**Zitierter Textauszug:**
..........

So, jetzt nimmt man Software, die eigens dafür entwickelt wurde, die 303 zu emulieren. Das gute alte Propellerheads ReBirth RB-338 ist schon ein ganzes Ende näher an der 303 als jeder virtuell-analoge Synth von der Stange. Dabei ist es uralt und klingt nach heutigen Maßstäben kein Stück wie eine 303. d16 Phoscyon kann das schon eine ganze Ecke besser.
Um statt eines Plugin mal ein "Plugout" zu nehmen (heißt ja tatsächlich so): Roland AIRA TB-3. Immer noch volldigital, softwarebasiert und simuliert das Verhalten der Analogschaltkreise einer echten TB-303. Das Teil soll auch Phoscyon nach Punkten schlagen.
Aber: Jetzt nehmen wir mal
echte analoge Hardware-Klone. Die deutsche Acidlab Bassline-3. Die chinesische Cyclone Analogic TT-303, die sogar die Optik der TB-303 klont. Die x0xb0x, wo auch immer sie gerade zusammengelötet ist. Sie alle haben nicht nur gemeinsam, daß sie wie die originale TB-303 analog sind, sondern sie sind alle drei nach den originalen Schaltplänen der TB-303 mit – soweit verfügbar – den gleichen Elektronik-Bauteilen wie die TB-303 gebaut.

..........

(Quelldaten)

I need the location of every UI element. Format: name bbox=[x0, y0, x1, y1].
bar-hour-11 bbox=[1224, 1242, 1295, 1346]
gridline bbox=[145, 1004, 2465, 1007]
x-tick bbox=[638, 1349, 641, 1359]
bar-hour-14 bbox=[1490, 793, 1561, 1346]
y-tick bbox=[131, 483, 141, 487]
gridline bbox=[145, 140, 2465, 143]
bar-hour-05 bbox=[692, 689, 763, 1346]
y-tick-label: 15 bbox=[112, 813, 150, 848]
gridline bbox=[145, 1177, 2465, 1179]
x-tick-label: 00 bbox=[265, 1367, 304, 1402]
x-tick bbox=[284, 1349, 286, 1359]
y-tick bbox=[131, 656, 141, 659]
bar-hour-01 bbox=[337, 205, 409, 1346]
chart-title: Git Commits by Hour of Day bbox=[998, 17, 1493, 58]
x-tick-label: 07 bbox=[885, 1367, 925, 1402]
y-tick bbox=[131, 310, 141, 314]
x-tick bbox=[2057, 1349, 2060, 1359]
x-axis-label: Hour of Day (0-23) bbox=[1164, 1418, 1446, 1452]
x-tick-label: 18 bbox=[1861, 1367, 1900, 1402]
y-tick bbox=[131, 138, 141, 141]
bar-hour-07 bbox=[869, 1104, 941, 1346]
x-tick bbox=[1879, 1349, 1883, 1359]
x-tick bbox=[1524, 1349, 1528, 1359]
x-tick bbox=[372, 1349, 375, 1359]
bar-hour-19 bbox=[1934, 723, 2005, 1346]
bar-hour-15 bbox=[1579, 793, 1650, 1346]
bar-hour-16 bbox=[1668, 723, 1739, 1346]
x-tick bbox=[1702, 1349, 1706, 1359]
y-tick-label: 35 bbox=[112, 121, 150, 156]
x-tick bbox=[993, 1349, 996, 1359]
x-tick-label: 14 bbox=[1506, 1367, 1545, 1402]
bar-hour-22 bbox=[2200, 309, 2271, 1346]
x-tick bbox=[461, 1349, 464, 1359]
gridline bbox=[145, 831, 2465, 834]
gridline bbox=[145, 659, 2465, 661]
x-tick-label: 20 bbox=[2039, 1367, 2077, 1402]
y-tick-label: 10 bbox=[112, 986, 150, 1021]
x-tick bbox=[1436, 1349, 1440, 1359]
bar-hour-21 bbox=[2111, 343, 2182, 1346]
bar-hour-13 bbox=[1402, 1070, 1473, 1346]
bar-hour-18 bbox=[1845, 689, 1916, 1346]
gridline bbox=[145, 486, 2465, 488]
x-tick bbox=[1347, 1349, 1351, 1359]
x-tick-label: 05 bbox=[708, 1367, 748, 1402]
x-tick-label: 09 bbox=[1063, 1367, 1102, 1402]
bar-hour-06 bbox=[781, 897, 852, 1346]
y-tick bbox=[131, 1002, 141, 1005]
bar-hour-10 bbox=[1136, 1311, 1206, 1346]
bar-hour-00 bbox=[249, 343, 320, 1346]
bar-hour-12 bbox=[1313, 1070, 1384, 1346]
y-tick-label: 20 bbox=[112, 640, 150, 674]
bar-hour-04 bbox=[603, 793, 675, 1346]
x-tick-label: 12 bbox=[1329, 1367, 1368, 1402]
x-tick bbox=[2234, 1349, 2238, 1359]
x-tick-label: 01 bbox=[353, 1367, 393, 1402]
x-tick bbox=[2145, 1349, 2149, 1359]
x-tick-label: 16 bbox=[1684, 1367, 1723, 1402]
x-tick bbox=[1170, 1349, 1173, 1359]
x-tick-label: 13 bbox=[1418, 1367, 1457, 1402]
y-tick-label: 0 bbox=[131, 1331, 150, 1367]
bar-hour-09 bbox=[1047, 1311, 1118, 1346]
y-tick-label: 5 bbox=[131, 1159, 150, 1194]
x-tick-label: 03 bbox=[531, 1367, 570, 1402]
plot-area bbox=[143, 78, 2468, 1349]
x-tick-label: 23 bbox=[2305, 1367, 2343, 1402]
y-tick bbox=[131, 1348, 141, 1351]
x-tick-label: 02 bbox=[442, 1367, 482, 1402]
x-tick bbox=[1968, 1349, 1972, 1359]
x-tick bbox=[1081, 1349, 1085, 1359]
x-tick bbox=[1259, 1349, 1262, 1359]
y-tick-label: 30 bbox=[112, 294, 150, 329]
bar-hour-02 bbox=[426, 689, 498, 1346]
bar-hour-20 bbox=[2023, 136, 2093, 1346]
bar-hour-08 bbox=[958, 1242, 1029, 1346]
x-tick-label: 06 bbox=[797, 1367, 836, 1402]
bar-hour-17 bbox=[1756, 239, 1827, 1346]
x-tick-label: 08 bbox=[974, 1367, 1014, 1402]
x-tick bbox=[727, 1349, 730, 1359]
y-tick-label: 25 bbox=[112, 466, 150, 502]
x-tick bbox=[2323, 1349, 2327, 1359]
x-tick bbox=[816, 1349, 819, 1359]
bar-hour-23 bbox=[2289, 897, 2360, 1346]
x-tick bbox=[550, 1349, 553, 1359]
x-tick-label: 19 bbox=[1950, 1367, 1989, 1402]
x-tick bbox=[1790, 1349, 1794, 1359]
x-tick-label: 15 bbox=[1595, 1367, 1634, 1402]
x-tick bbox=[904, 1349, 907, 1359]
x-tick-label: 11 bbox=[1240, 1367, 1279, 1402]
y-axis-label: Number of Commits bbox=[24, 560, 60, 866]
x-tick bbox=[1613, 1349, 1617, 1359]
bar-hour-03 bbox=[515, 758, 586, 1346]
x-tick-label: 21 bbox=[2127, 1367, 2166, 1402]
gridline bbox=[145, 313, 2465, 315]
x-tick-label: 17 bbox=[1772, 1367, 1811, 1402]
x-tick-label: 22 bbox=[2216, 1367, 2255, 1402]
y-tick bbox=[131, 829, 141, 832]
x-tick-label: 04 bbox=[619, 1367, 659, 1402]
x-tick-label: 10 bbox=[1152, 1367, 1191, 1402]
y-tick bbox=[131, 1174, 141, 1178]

..........

**Aufgaben:**
1. Beantworten Sie zum Textauszug über die Nachbildung der TB-303 die folgenden Fragen:
(a) Welches Gerät wird im Textauszug als „Plugout“ genannt?
(b) Aus welchem Land stammt laut Textauszug die Acidlab Bassline-3?
(c) Welcher Hardware-Klon bildet laut Textauszug sogar die Optik der TB-303 nach?
2. Ermitteln Sie alle Zeilen der Quelldaten, welche die Zeichenfolge „axis“ enthalten, und geben Sie diese Zeilen vollständig wieder. Dabei ist die Groß- und Kleinschreibung zu beachten.

**Lösungen:**
1.
(a) Roland AIRA TB-3
(b) Aus Deutschland
(c) Die Cyclone Analogic TT-303

2.
x-axis-label: Hour of Day (0-23) bbox=[1164, 1418, 1446, 1452]
y-axis-label: Number of Commits bbox=[24, 560, 60, 866]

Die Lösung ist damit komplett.